▸ **Provided information**
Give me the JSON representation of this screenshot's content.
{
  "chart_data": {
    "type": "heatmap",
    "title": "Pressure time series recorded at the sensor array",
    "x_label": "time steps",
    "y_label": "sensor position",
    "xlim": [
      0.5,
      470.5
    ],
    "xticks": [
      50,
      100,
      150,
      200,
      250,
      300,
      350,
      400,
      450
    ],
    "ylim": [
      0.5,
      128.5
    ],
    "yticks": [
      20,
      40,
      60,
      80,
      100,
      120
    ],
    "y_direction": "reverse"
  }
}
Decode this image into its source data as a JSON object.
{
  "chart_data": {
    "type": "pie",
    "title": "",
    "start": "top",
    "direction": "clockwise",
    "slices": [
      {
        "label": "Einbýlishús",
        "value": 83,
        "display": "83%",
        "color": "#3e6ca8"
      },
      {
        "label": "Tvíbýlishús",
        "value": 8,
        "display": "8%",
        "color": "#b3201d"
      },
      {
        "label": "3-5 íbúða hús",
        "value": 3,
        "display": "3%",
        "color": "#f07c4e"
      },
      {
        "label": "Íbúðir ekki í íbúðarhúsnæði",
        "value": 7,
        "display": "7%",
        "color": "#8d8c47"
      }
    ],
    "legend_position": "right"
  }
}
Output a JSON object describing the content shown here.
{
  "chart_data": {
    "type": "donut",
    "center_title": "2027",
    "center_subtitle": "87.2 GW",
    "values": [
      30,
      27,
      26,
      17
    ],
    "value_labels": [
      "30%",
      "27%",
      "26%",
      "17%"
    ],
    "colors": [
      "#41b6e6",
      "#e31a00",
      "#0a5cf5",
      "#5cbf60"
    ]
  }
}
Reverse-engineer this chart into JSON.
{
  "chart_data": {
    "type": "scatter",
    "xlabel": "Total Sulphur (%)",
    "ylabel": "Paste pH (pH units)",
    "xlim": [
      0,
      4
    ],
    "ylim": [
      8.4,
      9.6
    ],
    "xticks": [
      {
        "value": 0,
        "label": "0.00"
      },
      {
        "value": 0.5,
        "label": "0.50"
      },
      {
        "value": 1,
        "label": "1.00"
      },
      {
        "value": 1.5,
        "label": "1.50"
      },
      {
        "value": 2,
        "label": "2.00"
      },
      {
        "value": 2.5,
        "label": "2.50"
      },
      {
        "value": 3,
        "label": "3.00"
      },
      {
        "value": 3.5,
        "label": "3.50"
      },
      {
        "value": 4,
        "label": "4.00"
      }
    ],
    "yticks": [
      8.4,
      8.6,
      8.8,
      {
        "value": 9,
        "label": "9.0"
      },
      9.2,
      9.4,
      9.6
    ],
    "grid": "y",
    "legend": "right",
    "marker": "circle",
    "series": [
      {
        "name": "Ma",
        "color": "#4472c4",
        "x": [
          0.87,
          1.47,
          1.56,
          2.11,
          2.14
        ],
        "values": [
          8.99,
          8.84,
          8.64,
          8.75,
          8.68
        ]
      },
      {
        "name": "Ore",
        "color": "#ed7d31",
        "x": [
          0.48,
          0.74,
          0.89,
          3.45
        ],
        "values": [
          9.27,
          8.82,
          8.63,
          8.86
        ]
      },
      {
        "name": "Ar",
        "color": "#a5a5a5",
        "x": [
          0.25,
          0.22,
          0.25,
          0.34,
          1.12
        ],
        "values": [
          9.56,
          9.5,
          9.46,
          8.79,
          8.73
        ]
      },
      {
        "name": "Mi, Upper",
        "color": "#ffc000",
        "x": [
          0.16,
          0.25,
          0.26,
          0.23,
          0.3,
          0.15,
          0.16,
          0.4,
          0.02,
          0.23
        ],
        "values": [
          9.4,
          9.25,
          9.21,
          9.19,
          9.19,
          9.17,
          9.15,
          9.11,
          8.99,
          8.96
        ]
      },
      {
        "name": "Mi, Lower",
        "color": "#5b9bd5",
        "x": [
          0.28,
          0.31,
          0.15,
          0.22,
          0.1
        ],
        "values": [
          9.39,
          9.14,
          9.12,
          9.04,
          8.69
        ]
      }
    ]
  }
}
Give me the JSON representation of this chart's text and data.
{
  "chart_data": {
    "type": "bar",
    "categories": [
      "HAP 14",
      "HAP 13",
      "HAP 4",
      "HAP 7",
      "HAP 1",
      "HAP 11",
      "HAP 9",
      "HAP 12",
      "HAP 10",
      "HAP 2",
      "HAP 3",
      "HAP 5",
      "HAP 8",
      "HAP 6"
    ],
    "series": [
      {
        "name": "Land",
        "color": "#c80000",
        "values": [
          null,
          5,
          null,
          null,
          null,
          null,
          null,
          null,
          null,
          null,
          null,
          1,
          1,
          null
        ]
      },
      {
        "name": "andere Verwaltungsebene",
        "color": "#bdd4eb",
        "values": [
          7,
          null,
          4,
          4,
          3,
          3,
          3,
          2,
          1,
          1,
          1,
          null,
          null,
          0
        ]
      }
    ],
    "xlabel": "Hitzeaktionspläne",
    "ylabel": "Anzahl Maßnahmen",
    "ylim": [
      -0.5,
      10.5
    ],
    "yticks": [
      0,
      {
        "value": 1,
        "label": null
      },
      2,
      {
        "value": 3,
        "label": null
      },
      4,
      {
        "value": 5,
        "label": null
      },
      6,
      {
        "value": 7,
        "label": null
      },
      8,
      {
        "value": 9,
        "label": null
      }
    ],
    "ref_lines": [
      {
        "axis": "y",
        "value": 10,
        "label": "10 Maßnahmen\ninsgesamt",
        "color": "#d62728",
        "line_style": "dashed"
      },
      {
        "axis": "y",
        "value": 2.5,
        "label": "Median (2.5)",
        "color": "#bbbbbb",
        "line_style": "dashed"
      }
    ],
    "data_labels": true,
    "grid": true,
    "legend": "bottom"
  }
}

▸ **Job**
Copy every line of the material in which the word "Maßnahmen" occurs.

▸ **Problem solution**
    "ylabel": "Anzahl Maßnahmen",
        "label": "10 Maßnahmen\ninsgesamt",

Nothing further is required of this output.